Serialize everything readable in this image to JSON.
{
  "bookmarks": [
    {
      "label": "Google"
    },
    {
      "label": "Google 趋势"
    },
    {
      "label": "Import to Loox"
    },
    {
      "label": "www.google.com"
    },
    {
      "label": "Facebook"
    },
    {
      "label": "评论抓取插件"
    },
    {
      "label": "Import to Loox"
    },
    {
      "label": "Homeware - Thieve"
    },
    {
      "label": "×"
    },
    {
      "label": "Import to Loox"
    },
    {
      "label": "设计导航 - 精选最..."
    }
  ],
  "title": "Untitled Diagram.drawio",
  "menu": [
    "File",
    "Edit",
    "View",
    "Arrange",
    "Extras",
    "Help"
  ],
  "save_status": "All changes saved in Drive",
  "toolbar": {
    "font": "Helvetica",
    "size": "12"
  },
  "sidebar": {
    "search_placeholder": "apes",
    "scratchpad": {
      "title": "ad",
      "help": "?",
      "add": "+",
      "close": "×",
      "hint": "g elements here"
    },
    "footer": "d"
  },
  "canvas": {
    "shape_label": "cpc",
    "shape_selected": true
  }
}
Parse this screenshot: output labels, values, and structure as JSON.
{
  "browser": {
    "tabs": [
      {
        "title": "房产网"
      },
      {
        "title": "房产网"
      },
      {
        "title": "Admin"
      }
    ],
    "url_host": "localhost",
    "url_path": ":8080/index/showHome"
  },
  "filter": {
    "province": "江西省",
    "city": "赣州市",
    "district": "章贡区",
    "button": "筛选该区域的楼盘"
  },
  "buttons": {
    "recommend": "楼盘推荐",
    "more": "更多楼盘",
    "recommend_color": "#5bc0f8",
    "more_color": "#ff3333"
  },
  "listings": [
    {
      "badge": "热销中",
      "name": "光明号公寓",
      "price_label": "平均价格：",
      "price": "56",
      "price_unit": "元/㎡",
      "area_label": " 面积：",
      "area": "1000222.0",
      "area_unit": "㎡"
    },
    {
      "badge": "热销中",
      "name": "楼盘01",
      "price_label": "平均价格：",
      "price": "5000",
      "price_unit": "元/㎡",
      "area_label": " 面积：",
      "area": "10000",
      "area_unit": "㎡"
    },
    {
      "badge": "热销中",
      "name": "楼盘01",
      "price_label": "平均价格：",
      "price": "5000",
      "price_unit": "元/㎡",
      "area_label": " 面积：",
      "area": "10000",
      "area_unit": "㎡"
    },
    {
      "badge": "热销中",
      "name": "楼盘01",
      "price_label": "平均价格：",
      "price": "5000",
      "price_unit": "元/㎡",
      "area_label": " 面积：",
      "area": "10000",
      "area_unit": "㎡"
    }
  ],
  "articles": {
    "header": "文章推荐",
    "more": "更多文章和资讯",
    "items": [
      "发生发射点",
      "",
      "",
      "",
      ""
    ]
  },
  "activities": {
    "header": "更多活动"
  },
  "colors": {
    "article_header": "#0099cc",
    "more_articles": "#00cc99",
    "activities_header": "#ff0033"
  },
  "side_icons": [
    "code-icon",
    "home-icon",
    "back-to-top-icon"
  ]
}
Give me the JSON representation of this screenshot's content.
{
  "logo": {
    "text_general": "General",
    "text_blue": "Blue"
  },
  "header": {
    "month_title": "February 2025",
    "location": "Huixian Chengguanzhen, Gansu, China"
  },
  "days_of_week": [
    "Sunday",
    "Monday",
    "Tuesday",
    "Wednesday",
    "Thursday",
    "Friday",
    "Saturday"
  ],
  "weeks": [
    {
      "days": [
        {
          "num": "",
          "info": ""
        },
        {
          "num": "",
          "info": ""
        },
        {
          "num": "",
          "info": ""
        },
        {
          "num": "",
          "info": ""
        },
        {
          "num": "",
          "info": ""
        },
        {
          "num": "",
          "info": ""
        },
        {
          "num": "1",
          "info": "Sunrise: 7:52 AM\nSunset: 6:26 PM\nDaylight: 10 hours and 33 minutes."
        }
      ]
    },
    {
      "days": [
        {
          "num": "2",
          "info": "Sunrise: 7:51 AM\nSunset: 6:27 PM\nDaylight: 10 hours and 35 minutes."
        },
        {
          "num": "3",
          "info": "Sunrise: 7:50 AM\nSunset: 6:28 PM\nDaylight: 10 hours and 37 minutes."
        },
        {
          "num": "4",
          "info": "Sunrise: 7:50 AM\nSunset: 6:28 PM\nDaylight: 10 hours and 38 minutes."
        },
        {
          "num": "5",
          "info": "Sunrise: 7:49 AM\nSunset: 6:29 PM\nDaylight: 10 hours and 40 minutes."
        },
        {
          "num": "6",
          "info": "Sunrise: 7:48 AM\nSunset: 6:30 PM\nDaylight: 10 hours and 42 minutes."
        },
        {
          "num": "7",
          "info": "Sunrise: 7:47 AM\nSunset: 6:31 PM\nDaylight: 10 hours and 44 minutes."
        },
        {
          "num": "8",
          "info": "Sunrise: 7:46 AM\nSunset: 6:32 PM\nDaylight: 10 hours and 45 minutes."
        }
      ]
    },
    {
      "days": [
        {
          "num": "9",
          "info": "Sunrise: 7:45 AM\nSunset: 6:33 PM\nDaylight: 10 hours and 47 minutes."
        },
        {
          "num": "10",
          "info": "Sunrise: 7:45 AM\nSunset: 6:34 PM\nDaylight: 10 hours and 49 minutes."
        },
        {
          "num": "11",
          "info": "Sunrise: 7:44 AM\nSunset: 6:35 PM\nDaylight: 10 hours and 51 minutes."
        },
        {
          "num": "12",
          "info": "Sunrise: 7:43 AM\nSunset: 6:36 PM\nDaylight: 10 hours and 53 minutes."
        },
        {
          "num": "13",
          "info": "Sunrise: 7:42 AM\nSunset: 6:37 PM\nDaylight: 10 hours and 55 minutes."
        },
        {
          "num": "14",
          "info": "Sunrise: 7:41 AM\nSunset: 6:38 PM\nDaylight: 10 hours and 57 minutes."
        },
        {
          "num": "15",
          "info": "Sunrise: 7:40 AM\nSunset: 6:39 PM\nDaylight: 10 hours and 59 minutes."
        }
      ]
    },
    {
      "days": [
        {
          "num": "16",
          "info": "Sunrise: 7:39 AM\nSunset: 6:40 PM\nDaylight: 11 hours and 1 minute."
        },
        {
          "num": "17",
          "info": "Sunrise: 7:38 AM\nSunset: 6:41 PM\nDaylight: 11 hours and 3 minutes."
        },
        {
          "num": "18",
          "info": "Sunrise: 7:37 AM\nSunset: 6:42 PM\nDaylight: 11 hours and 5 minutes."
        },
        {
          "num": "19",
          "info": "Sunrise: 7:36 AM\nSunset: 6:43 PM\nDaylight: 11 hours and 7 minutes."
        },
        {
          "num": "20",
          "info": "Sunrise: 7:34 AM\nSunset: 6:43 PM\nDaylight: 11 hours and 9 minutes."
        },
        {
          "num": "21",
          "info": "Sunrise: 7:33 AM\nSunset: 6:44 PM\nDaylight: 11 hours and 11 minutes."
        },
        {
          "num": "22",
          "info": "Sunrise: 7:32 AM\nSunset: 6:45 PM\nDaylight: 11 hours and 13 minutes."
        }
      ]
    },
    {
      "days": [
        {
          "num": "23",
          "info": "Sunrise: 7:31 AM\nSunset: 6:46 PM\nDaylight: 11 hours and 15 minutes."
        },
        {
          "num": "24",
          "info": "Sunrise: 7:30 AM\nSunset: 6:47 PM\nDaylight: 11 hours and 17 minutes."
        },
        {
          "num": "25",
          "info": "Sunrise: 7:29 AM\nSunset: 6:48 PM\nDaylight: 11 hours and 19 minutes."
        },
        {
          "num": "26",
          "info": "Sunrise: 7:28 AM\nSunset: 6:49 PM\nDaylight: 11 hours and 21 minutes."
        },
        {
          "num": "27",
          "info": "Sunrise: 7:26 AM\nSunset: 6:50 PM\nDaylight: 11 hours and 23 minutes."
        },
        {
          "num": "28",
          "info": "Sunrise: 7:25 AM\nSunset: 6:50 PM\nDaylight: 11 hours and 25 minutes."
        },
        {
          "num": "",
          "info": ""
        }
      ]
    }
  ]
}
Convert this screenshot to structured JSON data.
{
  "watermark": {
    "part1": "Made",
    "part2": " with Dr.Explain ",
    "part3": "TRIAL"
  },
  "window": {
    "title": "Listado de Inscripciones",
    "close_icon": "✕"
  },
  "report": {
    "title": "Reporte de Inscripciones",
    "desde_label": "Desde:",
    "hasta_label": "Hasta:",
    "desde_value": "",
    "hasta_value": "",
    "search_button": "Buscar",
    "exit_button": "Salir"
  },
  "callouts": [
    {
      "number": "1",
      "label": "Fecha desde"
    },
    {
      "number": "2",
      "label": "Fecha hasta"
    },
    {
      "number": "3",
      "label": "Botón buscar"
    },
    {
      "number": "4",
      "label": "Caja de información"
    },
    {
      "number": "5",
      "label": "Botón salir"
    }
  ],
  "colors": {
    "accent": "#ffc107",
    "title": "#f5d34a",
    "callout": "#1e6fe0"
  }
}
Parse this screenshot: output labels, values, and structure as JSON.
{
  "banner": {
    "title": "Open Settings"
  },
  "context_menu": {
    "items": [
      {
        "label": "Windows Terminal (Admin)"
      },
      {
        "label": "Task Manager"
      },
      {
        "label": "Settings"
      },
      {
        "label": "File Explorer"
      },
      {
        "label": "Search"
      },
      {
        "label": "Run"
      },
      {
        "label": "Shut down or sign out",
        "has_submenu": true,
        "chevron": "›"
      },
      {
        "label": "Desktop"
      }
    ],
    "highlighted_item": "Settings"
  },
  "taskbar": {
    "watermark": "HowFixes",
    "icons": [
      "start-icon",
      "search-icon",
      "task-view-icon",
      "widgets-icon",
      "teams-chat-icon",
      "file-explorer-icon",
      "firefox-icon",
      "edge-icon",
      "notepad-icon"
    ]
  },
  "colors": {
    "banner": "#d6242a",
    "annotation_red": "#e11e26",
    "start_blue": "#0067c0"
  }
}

......

■ TASK STATEMENT:
Your answer should be a single number: the count of lines holding the word "true".

■ TASK SOLUTION:
2